Task: Repeat the full listing, word for word.

--- begin Extracted material ---

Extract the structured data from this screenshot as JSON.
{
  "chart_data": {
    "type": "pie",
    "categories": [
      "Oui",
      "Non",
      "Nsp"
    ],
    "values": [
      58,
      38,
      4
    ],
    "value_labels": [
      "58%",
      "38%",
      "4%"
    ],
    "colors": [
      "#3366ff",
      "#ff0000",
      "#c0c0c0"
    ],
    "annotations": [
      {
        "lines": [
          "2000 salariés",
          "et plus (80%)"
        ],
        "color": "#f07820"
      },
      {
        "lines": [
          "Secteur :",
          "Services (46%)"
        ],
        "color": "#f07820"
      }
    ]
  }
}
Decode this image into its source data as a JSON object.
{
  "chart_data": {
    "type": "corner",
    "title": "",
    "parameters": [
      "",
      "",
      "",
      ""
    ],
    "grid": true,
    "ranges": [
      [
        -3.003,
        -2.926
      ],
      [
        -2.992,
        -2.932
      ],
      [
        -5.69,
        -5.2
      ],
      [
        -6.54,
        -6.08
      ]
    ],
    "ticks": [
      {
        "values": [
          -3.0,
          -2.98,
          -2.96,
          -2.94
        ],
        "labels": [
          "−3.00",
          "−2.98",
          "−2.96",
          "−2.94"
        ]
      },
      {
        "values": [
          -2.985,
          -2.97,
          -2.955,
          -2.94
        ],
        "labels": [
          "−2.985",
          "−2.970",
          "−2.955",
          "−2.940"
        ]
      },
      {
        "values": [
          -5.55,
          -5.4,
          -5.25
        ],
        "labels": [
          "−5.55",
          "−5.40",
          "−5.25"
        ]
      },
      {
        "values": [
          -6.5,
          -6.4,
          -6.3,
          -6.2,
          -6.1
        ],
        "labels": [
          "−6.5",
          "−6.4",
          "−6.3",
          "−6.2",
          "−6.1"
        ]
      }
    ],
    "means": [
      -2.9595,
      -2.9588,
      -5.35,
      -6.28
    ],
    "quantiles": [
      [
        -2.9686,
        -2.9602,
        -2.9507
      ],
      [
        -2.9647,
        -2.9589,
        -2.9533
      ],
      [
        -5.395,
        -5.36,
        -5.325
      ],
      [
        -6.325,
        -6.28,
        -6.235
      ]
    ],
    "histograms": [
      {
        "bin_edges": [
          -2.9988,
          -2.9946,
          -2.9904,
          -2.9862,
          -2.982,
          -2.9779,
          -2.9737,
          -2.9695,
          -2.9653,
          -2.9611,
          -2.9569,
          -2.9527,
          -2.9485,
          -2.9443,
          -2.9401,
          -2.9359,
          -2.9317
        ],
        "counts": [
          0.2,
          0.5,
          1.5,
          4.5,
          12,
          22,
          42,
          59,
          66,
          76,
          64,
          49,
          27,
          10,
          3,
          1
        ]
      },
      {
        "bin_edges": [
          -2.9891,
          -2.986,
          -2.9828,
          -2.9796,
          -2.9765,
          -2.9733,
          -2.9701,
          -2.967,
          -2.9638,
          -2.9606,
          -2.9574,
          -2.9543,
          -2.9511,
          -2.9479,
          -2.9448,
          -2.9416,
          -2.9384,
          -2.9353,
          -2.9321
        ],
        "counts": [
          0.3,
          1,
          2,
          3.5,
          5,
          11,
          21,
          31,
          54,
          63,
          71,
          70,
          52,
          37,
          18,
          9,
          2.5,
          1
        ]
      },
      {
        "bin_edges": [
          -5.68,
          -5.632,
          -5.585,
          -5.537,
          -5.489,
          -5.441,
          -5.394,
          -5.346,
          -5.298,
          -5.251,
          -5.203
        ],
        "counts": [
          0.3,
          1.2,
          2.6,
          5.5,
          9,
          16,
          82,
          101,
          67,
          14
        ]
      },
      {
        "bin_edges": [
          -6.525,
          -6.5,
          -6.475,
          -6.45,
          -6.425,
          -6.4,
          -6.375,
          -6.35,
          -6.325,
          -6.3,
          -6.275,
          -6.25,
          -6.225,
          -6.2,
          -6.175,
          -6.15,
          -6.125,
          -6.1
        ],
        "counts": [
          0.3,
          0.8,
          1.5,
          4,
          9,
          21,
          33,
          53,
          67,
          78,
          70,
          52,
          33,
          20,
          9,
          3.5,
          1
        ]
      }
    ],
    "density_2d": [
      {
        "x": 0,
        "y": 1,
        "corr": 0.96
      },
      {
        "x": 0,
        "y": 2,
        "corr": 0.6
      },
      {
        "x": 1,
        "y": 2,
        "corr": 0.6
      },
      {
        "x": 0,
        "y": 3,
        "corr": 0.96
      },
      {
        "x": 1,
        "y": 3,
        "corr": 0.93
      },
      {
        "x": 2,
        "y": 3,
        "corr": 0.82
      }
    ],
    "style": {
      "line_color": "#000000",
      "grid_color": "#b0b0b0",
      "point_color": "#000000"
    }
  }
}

--- end Extracted material ---

In response:
Extract the structured data from this screenshot as JSON.
{
  "chart_data": {
    "type": "pie",
    "categories": [
      "Oui",
      "Non",
      "Nsp"
    ],
    "values": [
      58,
      38,
      4
    ],
    "value_labels": [
      "58%",
      "38%",
      "4%"
    ],
    "colors": [
      "#3366ff",
      "#ff0000",
      "#c0c0c0"
    ],
    "annotations": [
      {
        "lines": [
          "2000 salariés",
          "et plus (80%)"
        ],
        "color": "#f07820"
      },
      {
        "lines": [
          "Secteur :",
          "Services (46%)"
        ],
        "color": "#f07820"
      }
    ]
  }
}
Decode this image into its source data as a JSON object.
{
  "chart_data": {
    "type": "corner",
    "title": "",
    "parameters": [
      "",
      "",
      "",
      ""
    ],
    "grid": true,
    "ranges": [
      [
        -3.003,
        -2.926
      ],
      [
        -2.992,
        -2.932
      ],
      [
        -5.69,
        -5.2
      ],
      [
        -6.54,
        -6.08
      ]
    ],
    "ticks": [
      {
        "values": [
          -3.0,
          -2.98,
          -2.96,
          -2.94
        ],
        "labels": [
          "−3.00",
          "−2.98",
          "−2.96",
          "−2.94"
        ]
      },
      {
        "values": [
          -2.985,
          -2.97,
          -2.955,
          -2.94
        ],
        "labels": [
          "−2.985",
          "−2.970",
          "−2.955",
          "−2.940"
        ]
      },
      {
        "values": [
          -5.55,
          -5.4,
          -5.25
        ],
        "labels": [
          "−5.55",
          "−5.40",
          "−5.25"
        ]
      },
      {
        "values": [
          -6.5,
          -6.4,
          -6.3,
          -6.2,
          -6.1
        ],
        "labels": [
          "−6.5",
          "−6.4",
          "−6.3",
          "−6.2",
          "−6.1"
        ]
      }
    ],
    "means": [
      -2.9595,
      -2.9588,
      -5.35,
      -6.28
    ],
    "quantiles": [
      [
        -2.9686,
        -2.9602,
        -2.9507
      ],
      [
        -2.9647,
        -2.9589,
        -2.9533
      ],
      [
        -5.395,
        -5.36,
        -5.325
      ],
      [
        -6.325,
        -6.28,
        -6.235
      ]
    ],
    "histograms": [
      {
        "bin_edges": [
          -2.9988,
          -2.9946,
          -2.9904,
          -2.9862,
          -2.982,
          -2.9779,
          -2.9737,
          -2.9695,
          -2.9653,
          -2.9611,
          -2.9569,
          -2.9527,
          -2.9485,
          -2.9443,
          -2.9401,
          -2.9359,
          -2.9317
        ],
        "counts": [
          0.2,
          0.5,
          1.5,
          4.5,
          12,
          22,
          42,
          59,
          66,
          76,
          64,
          49,
          27,
          10,
          3,
          1
        ]
      },
      {
        "bin_edges": [
          -2.9891,
          -2.986,
          -2.9828,
          -2.9796,
          -2.9765,
          -2.9733,
          -2.9701,
          -2.967,
          -2.9638,
          -2.9606,
          -2.9574,
          -2.9543,
          -2.9511,
          -2.9479,
          -2.9448,
          -2.9416,
          -2.9384,
          -2.9353,
          -2.9321
        ],
        "counts": [
          0.3,
          1,
          2,
          3.5,
          5,
          11,
          21,
          31,
          54,
          63,
          71,
          70,
          52,
          37,
          18,
          9,
          2.5,
          1
        ]
      },
      {
        "bin_edges": [
          -5.68,
          -5.632,
          -5.585,
          -5.537,
          -5.489,
          -5.441,
          -5.394,
          -5.346,
          -5.298,
          -5.251,
          -5.203
        ],
        "counts": [
          0.3,
          1.2,
          2.6,
          5.5,
          9,
          16,
          82,
          101,
          67,
          14
        ]
      },
      {
        "bin_edges": [
          -6.525,
          -6.5,
          -6.475,
          -6.45,
          -6.425,
          -6.4,
          -6.375,
          -6.35,
          -6.325,
          -6.3,
          -6.275,
          -6.25,
          -6.225,
          -6.2,
          -6.175,
          -6.15,
          -6.125,
          -6.1
        ],
        "counts": [
          0.3,
          0.8,
          1.5,
          4,
          9,
          21,
          33,
          53,
          67,
          78,
          70,
          52,
          33,
          20,
          9,
          3.5,
          1
        ]
      }
    ],
    "density_2d": [
      {
        "x": 0,
        "y": 1,
        "corr": 0.96
      },
      {
        "x": 0,
        "y": 2,
        "corr": 0.6
      },
      {
        "x": 1,
        "y": 2,
        "corr": 0.6
      },
      {
        "x": 0,
        "y": 3,
        "corr": 0.96
      },
      {
        "x": 1,
        "y": 3,
        "corr": 0.93
      },
      {
        "x": 2,
        "y": 3,
        "corr": 0.82
      }
    ],
    "style": {
      "line_color": "#000000",
      "grid_color": "#b0b0b0",
      "point_color": "#000000"
    }
  }
}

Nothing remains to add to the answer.